Figure dataset records
━━━━━━━━━━━━━━━━━━━━━━━━━━━━━━

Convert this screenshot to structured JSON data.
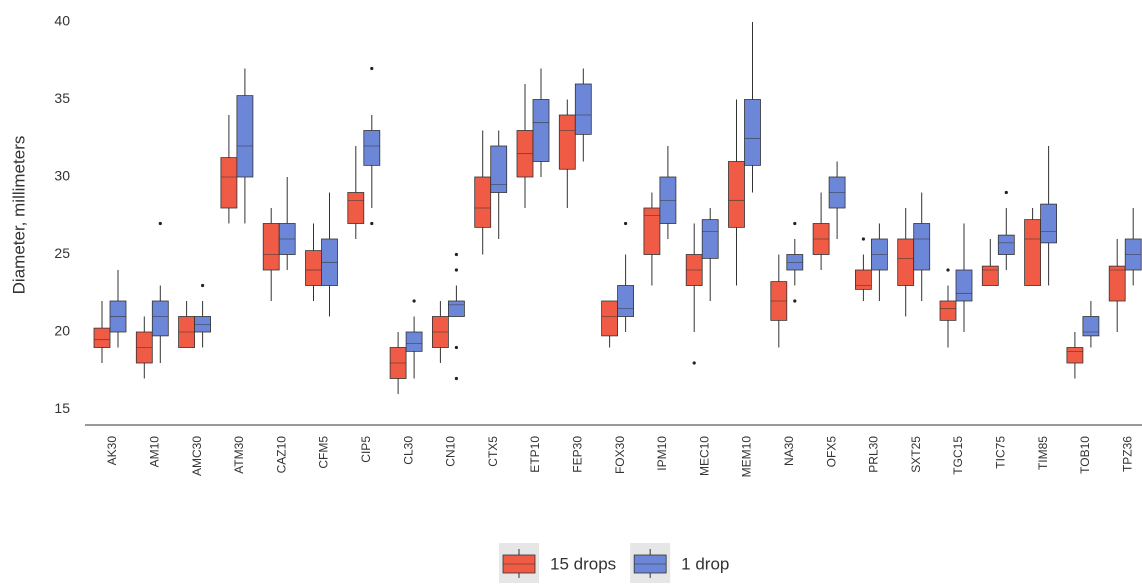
{
  "chart_data": {
    "type": "box",
    "y_label": "Diameter, millimeters",
    "categories": [
      "AK30",
      "AM10",
      "AMC30",
      "ATM30",
      "CAZ10",
      "CFM5",
      "CIP5",
      "CL30",
      "CN10",
      "CTX5",
      "ETP10",
      "FEP30",
      "FOX30",
      "IPM10",
      "MEC10",
      "MEM10",
      "NA30",
      "OFX5",
      "PRL30",
      "SXT25",
      "TGC15",
      "TIC75",
      "TIM85",
      "TOB10",
      "TPZ36"
    ],
    "ylim": [
      14,
      40
    ],
    "yticks": [
      15,
      20,
      25,
      30,
      35,
      40
    ],
    "grid": false,
    "legend": "bottom",
    "series": [
      {
        "name": "15 drops",
        "color": "#ef5b45",
        "values": [
          {
            "low": 18,
            "q1": 19,
            "median": 19.5,
            "q3": 20.25,
            "high": 22
          },
          {
            "low": 17,
            "q1": 18,
            "median": 19,
            "q3": 20,
            "high": 21
          },
          {
            "low": 19,
            "q1": 19,
            "median": 20,
            "q3": 21,
            "high": 22
          },
          {
            "low": 27,
            "q1": 28,
            "median": 30,
            "q3": 31.25,
            "high": 34
          },
          {
            "low": 22,
            "q1": 24,
            "median": 25,
            "q3": 27,
            "high": 28
          },
          {
            "low": 22,
            "q1": 23,
            "median": 24,
            "q3": 25.25,
            "high": 27
          },
          {
            "low": 26,
            "q1": 27,
            "median": 28.5,
            "q3": 29,
            "high": 32
          },
          {
            "low": 16,
            "q1": 17,
            "median": 18,
            "q3": 19,
            "high": 20
          },
          {
            "low": 18,
            "q1": 19,
            "median": 20,
            "q3": 21,
            "high": 22
          },
          {
            "low": 25,
            "q1": 26.75,
            "median": 28,
            "q3": 30,
            "high": 33
          },
          {
            "low": 28,
            "q1": 30,
            "median": 31.5,
            "q3": 33,
            "high": 36
          },
          {
            "low": 28,
            "q1": 30.5,
            "median": 33,
            "q3": 34,
            "high": 35
          },
          {
            "low": 19,
            "q1": 19.75,
            "median": 21,
            "q3": 22,
            "high": 22
          },
          {
            "low": 23,
            "q1": 25,
            "median": 27.5,
            "q3": 28,
            "high": 29
          },
          {
            "low": 20,
            "q1": 23,
            "median": 24,
            "q3": 25,
            "high": 27,
            "outliers": [
              18
            ]
          },
          {
            "low": 23,
            "q1": 26.75,
            "median": 28.5,
            "q3": 31,
            "high": 35
          },
          {
            "low": 19,
            "q1": 20.75,
            "median": 22,
            "q3": 23.25,
            "high": 25
          },
          {
            "low": 24,
            "q1": 25,
            "median": 26,
            "q3": 27,
            "high": 29
          },
          {
            "low": 22,
            "q1": 22.75,
            "median": 23,
            "q3": 24,
            "high": 25,
            "outliers": [
              26
            ]
          },
          {
            "low": 21,
            "q1": 23,
            "median": 24.75,
            "q3": 26,
            "high": 28
          },
          {
            "low": 19,
            "q1": 20.75,
            "median": 21.5,
            "q3": 22,
            "high": 23,
            "outliers": [
              24
            ]
          },
          {
            "low": 23,
            "q1": 23,
            "median": 24,
            "q3": 24.25,
            "high": 26
          },
          {
            "low": 23,
            "q1": 23,
            "median": 26,
            "q3": 27.25,
            "high": 28
          },
          {
            "low": 17,
            "q1": 18,
            "median": 18.75,
            "q3": 19,
            "high": 20
          },
          {
            "low": 20,
            "q1": 22,
            "median": 24,
            "q3": 24.25,
            "high": 26
          }
        ]
      },
      {
        "name": "1 drop",
        "color": "#6d87d8",
        "values": [
          {
            "low": 19,
            "q1": 20,
            "median": 21,
            "q3": 22,
            "high": 24
          },
          {
            "low": 18,
            "q1": 19.75,
            "median": 21,
            "q3": 22,
            "high": 23,
            "outliers": [
              27
            ]
          },
          {
            "low": 19,
            "q1": 20,
            "median": 20.5,
            "q3": 21,
            "high": 22,
            "outliers": [
              23
            ]
          },
          {
            "low": 27,
            "q1": 30,
            "median": 32,
            "q3": 35.25,
            "high": 37
          },
          {
            "low": 24,
            "q1": 25,
            "median": 26,
            "q3": 27,
            "high": 30
          },
          {
            "low": 21,
            "q1": 23,
            "median": 24.5,
            "q3": 26,
            "high": 29
          },
          {
            "low": 28,
            "q1": 30.75,
            "median": 32,
            "q3": 33,
            "high": 34,
            "outliers": [
              37,
              27
            ]
          },
          {
            "low": 17,
            "q1": 18.75,
            "median": 19.25,
            "q3": 20,
            "high": 21,
            "outliers": [
              22
            ]
          },
          {
            "low": 21,
            "q1": 21,
            "median": 21.75,
            "q3": 22,
            "high": 23,
            "outliers": [
              25,
              24,
              19,
              17
            ]
          },
          {
            "low": 26,
            "q1": 29,
            "median": 29.5,
            "q3": 32,
            "high": 33
          },
          {
            "low": 30,
            "q1": 31,
            "median": 33.5,
            "q3": 35,
            "high": 37
          },
          {
            "low": 31,
            "q1": 32.75,
            "median": 34,
            "q3": 36,
            "high": 37
          },
          {
            "low": 20,
            "q1": 21,
            "median": 21.5,
            "q3": 23,
            "high": 25,
            "outliers": [
              27
            ]
          },
          {
            "low": 26,
            "q1": 27,
            "median": 28.5,
            "q3": 30,
            "high": 32
          },
          {
            "low": 22,
            "q1": 24.75,
            "median": 26.5,
            "q3": 27.25,
            "high": 28
          },
          {
            "low": 29,
            "q1": 30.75,
            "median": 32.5,
            "q3": 35,
            "high": 40
          },
          {
            "low": 23,
            "q1": 24,
            "median": 24.5,
            "q3": 25,
            "high": 26,
            "outliers": [
              27,
              22
            ]
          },
          {
            "low": 26,
            "q1": 28,
            "median": 29,
            "q3": 30,
            "high": 31
          },
          {
            "low": 22,
            "q1": 24,
            "median": 25,
            "q3": 26,
            "high": 27
          },
          {
            "low": 22,
            "q1": 24,
            "median": 26,
            "q3": 27,
            "high": 29
          },
          {
            "low": 20,
            "q1": 22,
            "median": 22.5,
            "q3": 24,
            "high": 27
          },
          {
            "low": 24,
            "q1": 25,
            "median": 25.75,
            "q3": 26.25,
            "high": 28,
            "outliers": [
              29
            ]
          },
          {
            "low": 23,
            "q1": 25.75,
            "median": 26.5,
            "q3": 28.25,
            "high": 32
          },
          {
            "low": 19,
            "q1": 19.75,
            "median": 20,
            "q3": 21,
            "high": 22
          },
          {
            "low": 23,
            "q1": 24,
            "median": 25,
            "q3": 26,
            "high": 28
          }
        ]
      }
    ]
  }
}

━━━━━━━━━━━━━━━━━━━━━━━━━━━━━━

What to do
Without the pictures, write out the whole listing above exactly as it appears.

Response
Convert this screenshot to structured JSON data.
{
  "chart_data": {
    "type": "box",
    "y_label": "Diameter, millimeters",
    "categories": [
      "AK30",
      "AM10",
      "AMC30",
      "ATM30",
      "CAZ10",
      "CFM5",
      "CIP5",
      "CL30",
      "CN10",
      "CTX5",
      "ETP10",
      "FEP30",
      "FOX30",
      "IPM10",
      "MEC10",
      "MEM10",
      "NA30",
      "OFX5",
      "PRL30",
      "SXT25",
      "TGC15",
      "TIC75",
      "TIM85",
      "TOB10",
      "TPZ36"
    ],
    "ylim": [
      14,
      40
    ],
    "yticks": [
      15,
      20,
      25,
      30,
      35,
      40
    ],
    "grid": false,
    "legend": "bottom",
    "series": [
      {
        "name": "15 drops",
        "color": "#ef5b45",
        "values": [
          {
            "low": 18,
            "q1": 19,
            "median": 19.5,
            "q3": 20.25,
            "high": 22
          },
          {
            "low": 17,
            "q1": 18,
            "median": 19,
            "q3": 20,
            "high": 21
          },
          {
            "low": 19,
            "q1": 19,
            "median": 20,
            "q3": 21,
            "high": 22
          },
          {
            "low": 27,
            "q1": 28,
            "median": 30,
            "q3": 31.25,
            "high": 34
          },
          {
            "low": 22,
            "q1": 24,
            "median": 25,
            "q3": 27,
            "high": 28
          },
          {
            "low": 22,
            "q1": 23,
            "median": 24,
            "q3": 25.25,
            "high": 27
          },
          {
            "low": 26,
            "q1": 27,
            "median": 28.5,
            "q3": 29,
            "high": 32
          },
          {
            "low": 16,
            "q1": 17,
            "median": 18,
            "q3": 19,
            "high": 20
          },
          {
            "low": 18,
            "q1": 19,
            "median": 20,
            "q3": 21,
            "high": 22
          },
          {
            "low": 25,
            "q1": 26.75,
            "median": 28,
            "q3": 30,
            "high": 33
          },
          {
            "low": 28,
            "q1": 30,
            "median": 31.5,
            "q3": 33,
            "high": 36
          },
          {
            "low": 28,
            "q1": 30.5,
            "median": 33,
            "q3": 34,
            "high": 35
          },
          {
            "low": 19,
            "q1": 19.75,
            "median": 21,
            "q3": 22,
            "high": 22
          },
          {
            "low": 23,
            "q1": 25,
            "median": 27.5,
            "q3": 28,
            "high": 29
          },
          {
            "low": 20,
            "q1": 23,
            "median": 24,
            "q3": 25,
            "high": 27,
            "outliers": [
              18
            ]
          },
          {
            "low": 23,
            "q1": 26.75,
            "median": 28.5,
            "q3": 31,
            "high": 35
          },
          {
            "low": 19,
            "q1": 20.75,
            "median": 22,
            "q3": 23.25,
            "high": 25
          },
          {
            "low": 24,
            "q1": 25,
            "median": 26,
            "q3": 27,
            "high": 29
          },
          {
            "low": 22,
            "q1": 22.75,
            "median": 23,
            "q3": 24,
            "high": 25,
            "outliers": [
              26
            ]
          },
          {
            "low": 21,
            "q1": 23,
            "median": 24.75,
            "q3": 26,
            "high": 28
          },
          {
            "low": 19,
            "q1": 20.75,
            "median": 21.5,
            "q3": 22,
            "high": 23,
            "outliers": [
              24
            ]
          },
          {
            "low": 23,
            "q1": 23,
            "median": 24,
            "q3": 24.25,
            "high": 26
          },
          {
            "low": 23,
            "q1": 23,
            "median": 26,
            "q3": 27.25,
            "high": 28
          },
          {
            "low": 17,
            "q1": 18,
            "median": 18.75,
            "q3": 19,
            "high": 20
          },
          {
            "low": 20,
            "q1": 22,
            "median": 24,
            "q3": 24.25,
            "high": 26
          }
        ]
      },
      {
        "name": "1 drop",
        "color": "#6d87d8",
        "values": [
          {
            "low": 19,
            "q1": 20,
            "median": 21,
            "q3": 22,
            "high": 24
          },
          {
            "low": 18,
            "q1": 19.75,
            "median": 21,
            "q3": 22,
            "high": 23,
            "outliers": [
              27
            ]
          },
          {
            "low": 19,
            "q1": 20,
            "median": 20.5,
            "q3": 21,
            "high": 22,
            "outliers": [
              23
            ]
          },
          {
            "low": 27,
            "q1": 30,
            "median": 32,
            "q3": 35.25,
            "high": 37
          },
          {
            "low": 24,
            "q1": 25,
            "median": 26,
            "q3": 27,
            "high": 30
          },
          {
            "low": 21,
            "q1": 23,
            "median": 24.5,
            "q3": 26,
            "high": 29
          },
          {
            "low": 28,
            "q1": 30.75,
            "median": 32,
            "q3": 33,
            "high": 34,
            "outliers": [
              37,
              27
            ]
          },
          {
            "low": 17,
            "q1": 18.75,
            "median": 19.25,
            "q3": 20,
            "high": 21,
            "outliers": [
              22
            ]
          },
          {
            "low": 21,
            "q1": 21,
            "median": 21.75,
            "q3": 22,
            "high": 23,
            "outliers": [
              25,
              24,
              19,
              17
            ]
          },
          {
            "low": 26,
            "q1": 29,
            "median": 29.5,
            "q3": 32,
            "high": 33
          },
          {
            "low": 30,
            "q1": 31,
            "median": 33.5,
            "q3": 35,
            "high": 37
          },
          {
            "low": 31,
            "q1": 32.75,
            "median": 34,
            "q3": 36,
            "high": 37
          },
          {
            "low": 20,
            "q1": 21,
            "median": 21.5,
            "q3": 23,
            "high": 25,
            "outliers": [
              27
            ]
          },
          {
            "low": 26,
            "q1": 27,
            "median": 28.5,
            "q3": 30,
            "high": 32
          },
          {
            "low": 22,
            "q1": 24.75,
            "median": 26.5,
            "q3": 27.25,
            "high": 28
          },
          {
            "low": 29,
            "q1": 30.75,
            "median": 32.5,
            "q3": 35,
            "high": 40
          },
          {
            "low": 23,
            "q1": 24,
            "median": 24.5,
            "q3": 25,
            "high": 26,
            "outliers": [
              27,
              22
            ]
          },
          {
            "low": 26,
            "q1": 28,
            "median": 29,
            "q3": 30,
            "high": 31
          },
          {
            "low": 22,
            "q1": 24,
            "median": 25,
            "q3": 26,
            "high": 27
          },
          {
            "low": 22,
            "q1": 24,
            "median": 26,
            "q3": 27,
            "high": 29
          },
          {
            "low": 20,
            "q1": 22,
            "median": 22.5,
            "q3": 24,
            "high": 27
          },
          {
            "low": 24,
            "q1": 25,
            "median": 25.75,
            "q3": 26.25,
            "high": 28,
            "outliers": [
              29
            ]
          },
          {
            "low": 23,
            "q1": 25.75,
            "median": 26.5,
            "q3": 28.25,
            "high": 32
          },
          {
            "low": 19,
            "q1": 19.75,
            "median": 20,
            "q3": 21,
            "high": 22
          },
          {
            "low": 23,
            "q1": 24,
            "median": 25,
            "q3": 26,
            "high": 28
          }
        ]
      }
    ]
  }
}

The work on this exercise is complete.